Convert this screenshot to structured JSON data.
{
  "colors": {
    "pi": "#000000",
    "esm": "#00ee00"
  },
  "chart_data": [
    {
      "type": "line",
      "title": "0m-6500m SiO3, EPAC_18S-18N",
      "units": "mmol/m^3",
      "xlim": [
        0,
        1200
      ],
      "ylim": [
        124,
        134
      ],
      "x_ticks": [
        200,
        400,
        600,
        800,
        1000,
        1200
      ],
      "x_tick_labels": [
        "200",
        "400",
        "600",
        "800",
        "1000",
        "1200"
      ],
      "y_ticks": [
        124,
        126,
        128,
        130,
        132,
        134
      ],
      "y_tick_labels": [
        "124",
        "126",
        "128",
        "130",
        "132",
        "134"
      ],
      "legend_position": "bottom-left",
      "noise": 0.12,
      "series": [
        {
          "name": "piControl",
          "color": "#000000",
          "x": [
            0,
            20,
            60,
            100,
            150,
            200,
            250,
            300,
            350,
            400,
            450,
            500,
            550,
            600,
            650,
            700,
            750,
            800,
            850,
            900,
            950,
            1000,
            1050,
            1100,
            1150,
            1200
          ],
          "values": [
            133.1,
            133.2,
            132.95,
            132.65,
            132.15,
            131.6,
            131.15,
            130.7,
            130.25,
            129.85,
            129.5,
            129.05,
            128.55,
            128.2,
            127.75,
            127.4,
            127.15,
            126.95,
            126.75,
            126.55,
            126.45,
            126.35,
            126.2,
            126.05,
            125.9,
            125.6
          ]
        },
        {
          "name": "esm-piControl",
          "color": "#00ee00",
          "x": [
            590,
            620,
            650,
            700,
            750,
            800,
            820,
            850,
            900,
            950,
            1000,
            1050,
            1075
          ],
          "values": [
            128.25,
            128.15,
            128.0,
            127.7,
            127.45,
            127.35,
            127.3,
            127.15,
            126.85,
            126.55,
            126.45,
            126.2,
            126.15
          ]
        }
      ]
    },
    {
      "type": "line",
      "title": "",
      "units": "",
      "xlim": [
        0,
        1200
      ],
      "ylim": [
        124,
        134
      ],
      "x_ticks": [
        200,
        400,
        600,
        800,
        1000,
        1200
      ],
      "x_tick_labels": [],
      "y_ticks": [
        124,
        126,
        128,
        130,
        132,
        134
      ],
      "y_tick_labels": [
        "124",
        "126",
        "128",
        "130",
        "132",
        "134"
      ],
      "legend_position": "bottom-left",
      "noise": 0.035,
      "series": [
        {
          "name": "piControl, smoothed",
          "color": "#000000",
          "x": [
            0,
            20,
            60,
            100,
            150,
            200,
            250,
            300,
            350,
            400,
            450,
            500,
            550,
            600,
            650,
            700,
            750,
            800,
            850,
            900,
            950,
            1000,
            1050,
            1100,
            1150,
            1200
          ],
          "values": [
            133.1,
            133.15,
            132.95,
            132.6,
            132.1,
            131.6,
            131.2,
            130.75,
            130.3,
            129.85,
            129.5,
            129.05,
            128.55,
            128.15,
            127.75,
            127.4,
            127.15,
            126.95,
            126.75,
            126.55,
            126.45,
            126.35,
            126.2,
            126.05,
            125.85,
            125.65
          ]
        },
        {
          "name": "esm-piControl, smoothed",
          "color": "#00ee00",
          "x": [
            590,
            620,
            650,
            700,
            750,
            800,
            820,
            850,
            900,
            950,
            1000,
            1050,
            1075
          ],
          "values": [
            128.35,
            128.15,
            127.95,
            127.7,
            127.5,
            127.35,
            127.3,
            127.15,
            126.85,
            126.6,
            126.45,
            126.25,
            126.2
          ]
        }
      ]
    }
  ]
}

######

▶ [What you should do]
The records above need to be transcribed in full. Keep every character unchanged.

▶ [Output below]
Convert this screenshot to structured JSON data.
{
  "colors": {
    "pi": "#000000",
    "esm": "#00ee00"
  },
  "chart_data": [
    {
      "type": "line",
      "title": "0m-6500m SiO3, EPAC_18S-18N",
      "units": "mmol/m^3",
      "xlim": [
        0,
        1200
      ],
      "ylim": [
        124,
        134
      ],
      "x_ticks": [
        200,
        400,
        600,
        800,
        1000,
        1200
      ],
      "x_tick_labels": [
        "200",
        "400",
        "600",
        "800",
        "1000",
        "1200"
      ],
      "y_ticks": [
        124,
        126,
        128,
        130,
        132,
        134
      ],
      "y_tick_labels": [
        "124",
        "126",
        "128",
        "130",
        "132",
        "134"
      ],
      "legend_position": "bottom-left",
      "noise": 0.12,
      "series": [
        {
          "name": "piControl",
          "color": "#000000",
          "x": [
            0,
            20,
            60,
            100,
            150,
            200,
            250,
            300,
            350,
            400,
            450,
            500,
            550,
            600,
            650,
            700,
            750,
            800,
            850,
            900,
            950,
            1000,
            1050,
            1100,
            1150,
            1200
          ],
          "values": [
            133.1,
            133.2,
            132.95,
            132.65,
            132.15,
            131.6,
            131.15,
            130.7,
            130.25,
            129.85,
            129.5,
            129.05,
            128.55,
            128.2,
            127.75,
            127.4,
            127.15,
            126.95,
            126.75,
            126.55,
            126.45,
            126.35,
            126.2,
            126.05,
            125.9,
            125.6
          ]
        },
        {
          "name": "esm-piControl",
          "color": "#00ee00",
          "x": [
            590,
            620,
            650,
            700,
            750,
            800,
            820,
            850,
            900,
            950,
            1000,
            1050,
            1075
          ],
          "values": [
            128.25,
            128.15,
            128.0,
            127.7,
            127.45,
            127.35,
            127.3,
            127.15,
            126.85,
            126.55,
            126.45,
            126.2,
            126.15
          ]
        }
      ]
    },
    {
      "type": "line",
      "title": "",
      "units": "",
      "xlim": [
        0,
        1200
      ],
      "ylim": [
        124,
        134
      ],
      "x_ticks": [
        200,
        400,
        600,
        800,
        1000,
        1200
      ],
      "x_tick_labels": [],
      "y_ticks": [
        124,
        126,
        128,
        130,
        132,
        134
      ],
      "y_tick_labels": [
        "124",
        "126",
        "128",
        "130",
        "132",
        "134"
      ],
      "legend_position": "bottom-left",
      "noise": 0.035,
      "series": [
        {
          "name": "piControl, smoothed",
          "color": "#000000",
          "x": [
            0,
            20,
            60,
            100,
            150,
            200,
            250,
            300,
            350,
            400,
            450,
            500,
            550,
            600,
            650,
            700,
            750,
            800,
            850,
            900,
            950,
            1000,
            1050,
            1100,
            1150,
            1200
          ],
          "values": [
            133.1,
            133.15,
            132.95,
            132.6,
            132.1,
            131.6,
            131.2,
            130.75,
            130.3,
            129.85,
            129.5,
            129.05,
            128.55,
            128.15,
            127.75,
            127.4,
            127.15,
            126.95,
            126.75,
            126.55,
            126.45,
            126.35,
            126.2,
            126.05,
            125.85,
            125.65
          ]
        },
        {
          "name": "esm-piControl, smoothed",
          "color": "#00ee00",
          "x": [
            590,
            620,
            650,
            700,
            750,
            800,
            820,
            850,
            900,
            950,
            1000,
            1050,
            1075
          ],
          "values": [
            128.35,
            128.15,
            127.95,
            127.7,
            127.5,
            127.35,
            127.3,
            127.15,
            126.85,
            126.6,
            126.45,
            126.25,
            126.2
          ]
        }
      ]
    }
  ]
}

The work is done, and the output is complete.